SA Roadtests
South Africa
ctjag8
This is the home of automobile road tests in South Africa. I drive South African cars, SUVs and LCVs under real-world South African conditions. Most, but not all, the vehicles driven are world cars as well, so what you read here possibly applies to the models you get where you live.
My most recent drive is on the home page. Archived reviews and opinion pieces are in the active menu down the left side. Hover your cursor over a heading or manufacturer's name and follow the drop-down.
Boot and plaque pics by author
The numbers
Base price: R1 217 595
Edition 1 pack: R175 000
Other extras: R208 900
Price as tested: R1 601 495
Engine: M-B M177, variant E40DEH LA AMG
Specs: 3982 cc, chain driven quad-cam, 32-valve, V8 twin-turbocharged
Power: 375 kW between 5500 and 6250 rpm
Torque: 700 Nm between 1750 and 4500 rpm
Zero to 100 km/h: 4.0 seconds
Top speed: 250 / 290 km/h (governed)
Real life fuel consumption: About 12.3 l/100 km
Tank: 66 litres
Boot (without spare): 435 litres
Warranty and maintenance: 6 years / 100 000 kmThe marksman’s way: Get completely comfortable. Regulate your breathing. Compensate for wind and distance. Take up the slack in trigger movement. Exhale fully, holding your breath at the bottom of the down stroke. Squeeze gently.

Record extracts:
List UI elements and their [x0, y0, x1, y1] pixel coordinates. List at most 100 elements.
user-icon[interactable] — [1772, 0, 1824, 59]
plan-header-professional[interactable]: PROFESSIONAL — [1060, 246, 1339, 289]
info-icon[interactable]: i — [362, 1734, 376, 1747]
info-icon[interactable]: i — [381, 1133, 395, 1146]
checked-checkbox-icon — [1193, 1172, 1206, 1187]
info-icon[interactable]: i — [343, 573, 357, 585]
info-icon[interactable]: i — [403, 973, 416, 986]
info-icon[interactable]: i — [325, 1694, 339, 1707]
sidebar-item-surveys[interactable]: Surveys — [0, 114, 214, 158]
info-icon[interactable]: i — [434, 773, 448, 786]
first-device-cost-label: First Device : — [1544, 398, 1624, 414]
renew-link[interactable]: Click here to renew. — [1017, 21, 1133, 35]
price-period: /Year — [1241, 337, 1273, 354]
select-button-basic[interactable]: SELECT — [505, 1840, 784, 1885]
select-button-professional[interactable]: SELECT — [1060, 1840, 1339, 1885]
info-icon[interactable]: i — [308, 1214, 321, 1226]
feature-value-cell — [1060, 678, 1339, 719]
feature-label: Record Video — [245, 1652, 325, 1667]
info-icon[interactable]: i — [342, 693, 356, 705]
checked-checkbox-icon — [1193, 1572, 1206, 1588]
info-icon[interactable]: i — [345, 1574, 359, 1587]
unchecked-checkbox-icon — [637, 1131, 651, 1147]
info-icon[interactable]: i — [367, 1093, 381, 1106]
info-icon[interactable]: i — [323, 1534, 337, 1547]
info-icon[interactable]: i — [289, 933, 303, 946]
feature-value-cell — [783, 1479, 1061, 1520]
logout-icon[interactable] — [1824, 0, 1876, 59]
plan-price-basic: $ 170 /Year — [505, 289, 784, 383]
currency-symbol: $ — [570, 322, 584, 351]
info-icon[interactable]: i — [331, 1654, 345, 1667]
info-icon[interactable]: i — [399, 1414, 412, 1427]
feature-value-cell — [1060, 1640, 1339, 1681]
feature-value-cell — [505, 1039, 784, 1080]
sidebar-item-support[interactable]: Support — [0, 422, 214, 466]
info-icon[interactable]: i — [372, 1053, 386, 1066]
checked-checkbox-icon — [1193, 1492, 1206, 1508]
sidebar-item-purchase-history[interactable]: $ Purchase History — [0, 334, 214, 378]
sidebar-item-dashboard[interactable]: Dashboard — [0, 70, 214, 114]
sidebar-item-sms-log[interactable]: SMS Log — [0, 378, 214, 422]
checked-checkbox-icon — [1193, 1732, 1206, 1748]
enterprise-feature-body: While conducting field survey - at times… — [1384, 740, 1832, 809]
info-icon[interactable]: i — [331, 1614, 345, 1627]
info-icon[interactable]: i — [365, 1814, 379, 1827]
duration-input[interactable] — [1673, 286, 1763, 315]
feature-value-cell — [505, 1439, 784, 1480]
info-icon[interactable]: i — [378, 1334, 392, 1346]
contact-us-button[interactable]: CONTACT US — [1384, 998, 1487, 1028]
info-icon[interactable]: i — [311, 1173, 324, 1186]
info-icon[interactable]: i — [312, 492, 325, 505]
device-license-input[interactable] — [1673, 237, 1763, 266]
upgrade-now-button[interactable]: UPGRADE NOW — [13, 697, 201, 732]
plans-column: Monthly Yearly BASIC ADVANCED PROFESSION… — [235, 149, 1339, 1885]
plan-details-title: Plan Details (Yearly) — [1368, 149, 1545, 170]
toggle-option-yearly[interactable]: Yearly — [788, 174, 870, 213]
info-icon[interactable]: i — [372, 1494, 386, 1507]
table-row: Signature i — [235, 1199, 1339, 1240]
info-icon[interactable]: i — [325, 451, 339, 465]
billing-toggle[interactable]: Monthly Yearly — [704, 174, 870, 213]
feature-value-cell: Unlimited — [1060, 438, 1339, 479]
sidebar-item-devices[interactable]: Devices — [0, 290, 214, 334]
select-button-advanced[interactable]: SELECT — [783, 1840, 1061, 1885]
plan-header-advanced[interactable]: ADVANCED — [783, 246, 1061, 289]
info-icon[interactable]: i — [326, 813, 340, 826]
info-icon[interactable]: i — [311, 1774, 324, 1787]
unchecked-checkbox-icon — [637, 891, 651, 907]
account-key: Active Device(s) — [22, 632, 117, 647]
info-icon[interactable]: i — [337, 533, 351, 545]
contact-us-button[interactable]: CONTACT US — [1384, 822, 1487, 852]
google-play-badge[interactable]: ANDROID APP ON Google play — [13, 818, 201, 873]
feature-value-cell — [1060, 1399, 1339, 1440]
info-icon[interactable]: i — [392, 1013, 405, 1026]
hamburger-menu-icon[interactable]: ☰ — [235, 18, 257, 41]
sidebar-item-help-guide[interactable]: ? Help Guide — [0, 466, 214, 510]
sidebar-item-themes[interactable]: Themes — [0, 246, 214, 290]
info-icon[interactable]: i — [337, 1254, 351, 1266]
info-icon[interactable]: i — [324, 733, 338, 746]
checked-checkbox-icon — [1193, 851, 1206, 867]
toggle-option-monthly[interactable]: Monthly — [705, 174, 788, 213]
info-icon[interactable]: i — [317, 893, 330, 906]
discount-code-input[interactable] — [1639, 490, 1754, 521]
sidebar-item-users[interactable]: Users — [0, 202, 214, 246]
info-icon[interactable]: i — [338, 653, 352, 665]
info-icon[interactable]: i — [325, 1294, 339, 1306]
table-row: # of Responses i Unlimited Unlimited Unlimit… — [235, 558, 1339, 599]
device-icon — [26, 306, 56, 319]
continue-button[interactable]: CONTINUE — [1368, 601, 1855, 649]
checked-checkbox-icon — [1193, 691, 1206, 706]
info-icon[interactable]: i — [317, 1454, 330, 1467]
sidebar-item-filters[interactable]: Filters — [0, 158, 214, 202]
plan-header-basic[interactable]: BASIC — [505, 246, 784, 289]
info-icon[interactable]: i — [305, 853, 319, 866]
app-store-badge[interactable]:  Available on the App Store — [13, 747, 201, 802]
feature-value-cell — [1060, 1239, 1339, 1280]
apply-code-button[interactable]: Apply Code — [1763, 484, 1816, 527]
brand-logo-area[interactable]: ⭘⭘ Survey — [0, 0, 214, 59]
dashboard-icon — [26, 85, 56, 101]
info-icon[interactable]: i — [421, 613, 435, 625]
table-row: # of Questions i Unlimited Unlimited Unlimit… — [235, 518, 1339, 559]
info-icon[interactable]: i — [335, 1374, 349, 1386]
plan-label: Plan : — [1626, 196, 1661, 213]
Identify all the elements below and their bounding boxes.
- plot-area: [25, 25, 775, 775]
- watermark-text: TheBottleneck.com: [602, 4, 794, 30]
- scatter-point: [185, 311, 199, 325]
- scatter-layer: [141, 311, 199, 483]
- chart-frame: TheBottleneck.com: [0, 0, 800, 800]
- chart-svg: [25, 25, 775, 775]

Short task: Duplicate the road test page word for word, starting with "SA Roadtests" and going on through "where you live.". The items are not needed here.

Written solution:
SA Roadtests
South Africa
ctjag8
This is the home of automobile road tests in South Africa. I drive South African cars, SUVs and LCVs under real-world South African conditions. Most, but not all, the vehicles driven are world cars as well, so what you read here possibly applies to the models you get where you live.